* [Set problem]: Your task is to output the listing word for word, with pictures excluded.

(Stored records)

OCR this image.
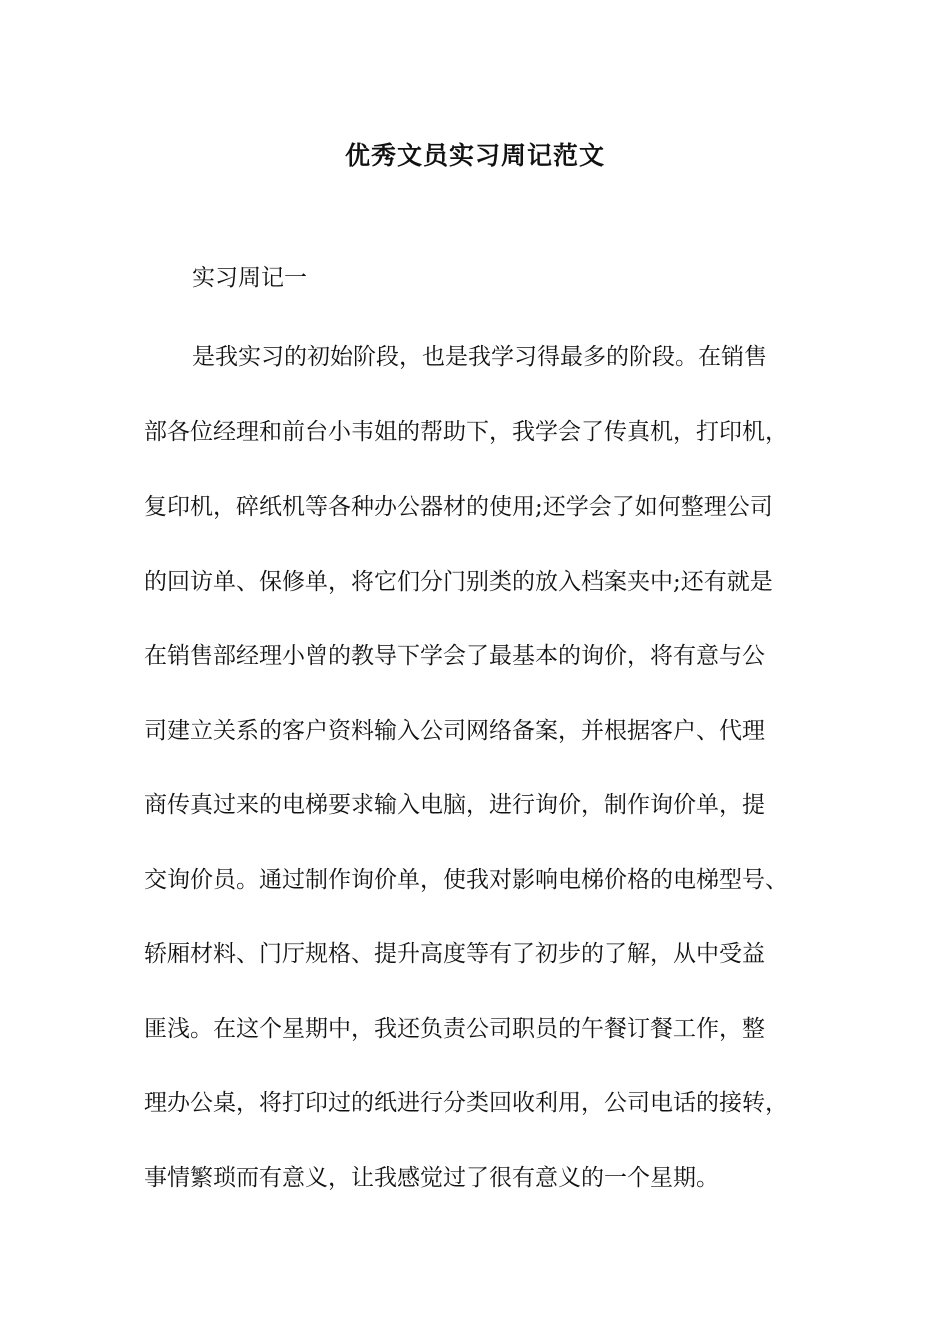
优秀文员实习周记范文
实习周记一
是我实习的初始阶段，也是我学习得最多的阶段。在销售
部各位经理和前台小韦姐的帮助下，我学会了传真机，打印机，
复印机，碎纸机等各种办公器材的使用;还学会了如何整理公司
的回访单、保修单，将它们分门别类的放入档案夹中;还有就是
在销售部经理小曾的教导下学会了最基本的询价，将有意与公
司建立关系的客户资料输入公司网络备案，并根据客户、代理
商传真过来的电梯要求输入电脑，进行询价，制作询价单，提
交询价员。通过制作询价单，使我对影响电梯价格的电梯型号、
轿厢材料、门厅规格、提升高度等有了初步的了解，从中受益
匪浅。在这个星期中，我还负责公司职员的午餐订餐工作，整
理办公桌，将打印过的纸进行分类回收利用，公司电话的接转，
事情繁琐而有意义，让我感觉过了很有意义的一个星期。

* [Exercise output]:
OCR this image.
优秀文员实习周记范文
实习周记一
是我实习的初始阶段，也是我学习得最多的阶段。在销售
部各位经理和前台小韦姐的帮助下，我学会了传真机，打印机，
复印机，碎纸机等各种办公器材的使用;还学会了如何整理公司
的回访单、保修单，将它们分门别类的放入档案夹中;还有就是
在销售部经理小曾的教导下学会了最基本的询价，将有意与公
司建立关系的客户资料输入公司网络备案，并根据客户、代理
商传真过来的电梯要求输入电脑，进行询价，制作询价单，提
交询价员。通过制作询价单，使我对影响电梯价格的电梯型号、
轿厢材料、门厅规格、提升高度等有了初步的了解，从中受益
匪浅。在这个星期中，我还负责公司职员的午餐订餐工作，整
理办公桌，将打印过的纸进行分类回收利用，公司电话的接转，
事情繁琐而有意义，让我感觉过了很有意义的一个星期。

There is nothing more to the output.